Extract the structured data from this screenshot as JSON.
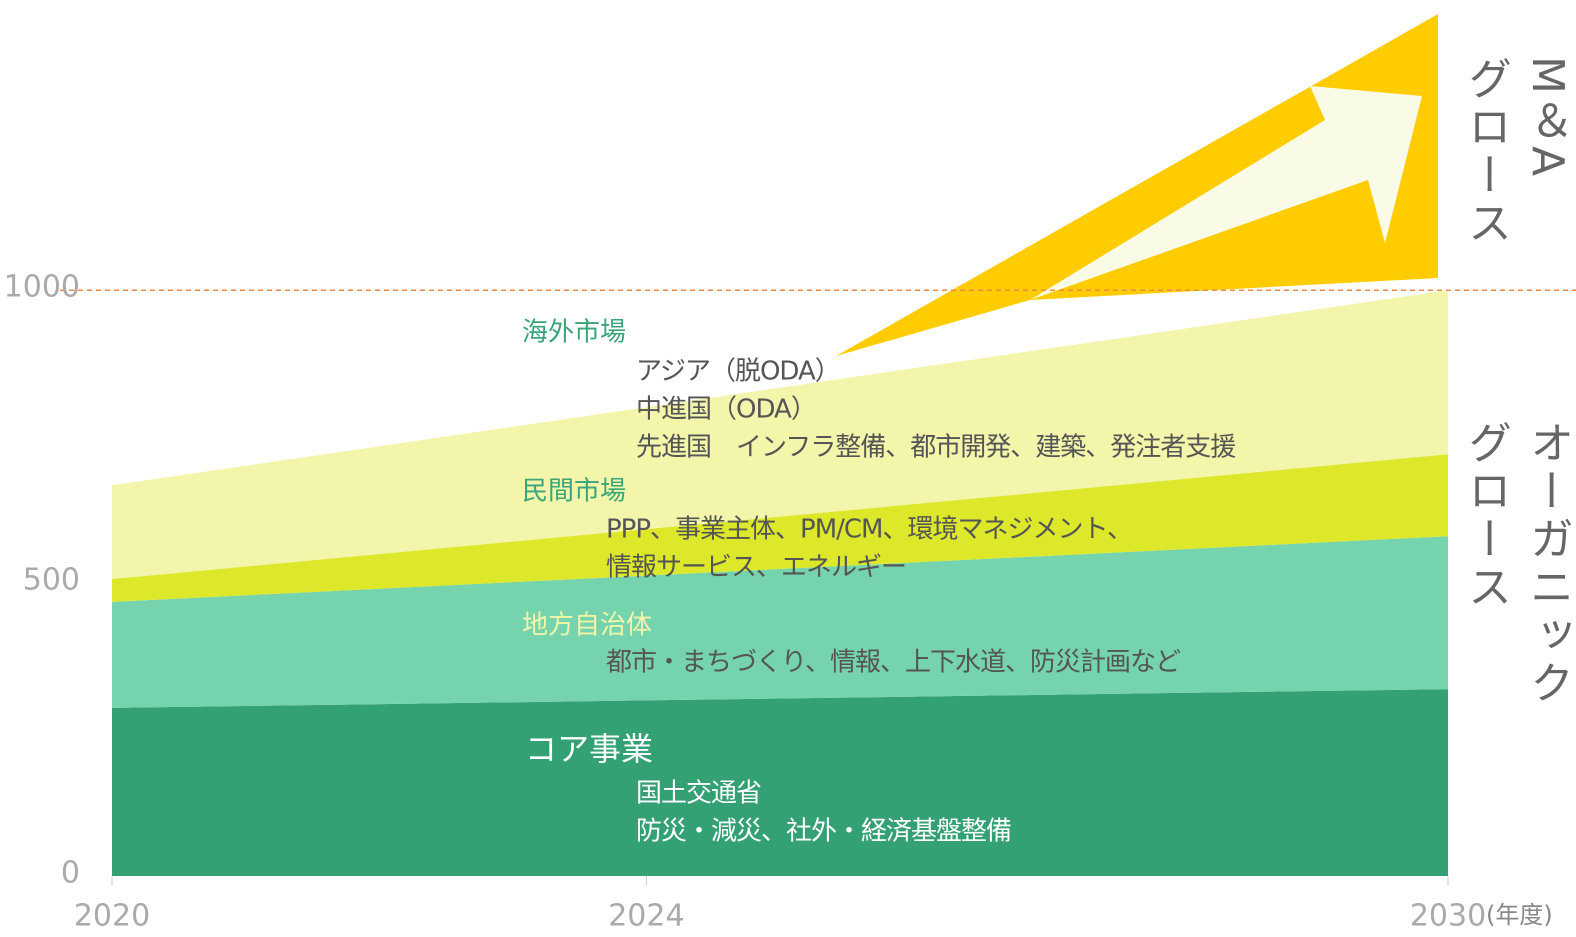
{
  "chart_data": {
    "type": "stacked_area",
    "x": [
      2020,
      2030
    ],
    "xlim": [
      2020,
      2030
    ],
    "xticks": [
      2020,
      2024,
      2030
    ],
    "x_unit_label": "(年度)",
    "ylim": [
      0,
      1480
    ],
    "yticks": [
      0,
      500,
      1000
    ],
    "reference_line": {
      "value": 1000,
      "color": "#f08a40"
    },
    "series": [
      {
        "name": "コア事業",
        "color": "#34a174",
        "values": [
          287,
          319
        ]
      },
      {
        "name": "地方自治体",
        "color": "#75d4ae",
        "values": [
          181,
          261
        ]
      },
      {
        "name": "民間市場",
        "color": "#dce829",
        "values": [
          39,
          140
        ]
      },
      {
        "name": "海外市場",
        "color": "#f2f5aa",
        "values": [
          160,
          280
        ]
      }
    ],
    "area_labels": [
      {
        "title": "コア事業",
        "lines": [
          "国土交通省",
          "防災・減災、社外・経済基盤整備"
        ]
      },
      {
        "title": "地方自治体",
        "lines": [
          "都市・まちづくり、情報、上下水道、防災計画など"
        ]
      },
      {
        "title": "民間市場",
        "lines": [
          "PPP、事業主体、PM/CM、環境マネジメント、",
          "情報サービス、エネルギー"
        ]
      },
      {
        "title": "海外市場",
        "lines": [
          "アジア（脱ODA）",
          "中進国（ODA）",
          "先進国　インフラ整備、都市開発、建築、発注者支援"
        ]
      }
    ],
    "growth_labels": [
      {
        "lines": [
          "M＆A",
          "グロース"
        ]
      },
      {
        "lines": [
          "オーガニック",
          "グロース"
        ]
      }
    ]
  }
}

****

**What you need to do**
From the listing above, find the number of lines with the word "color" in them. Answer with the number only.

**The solution**
5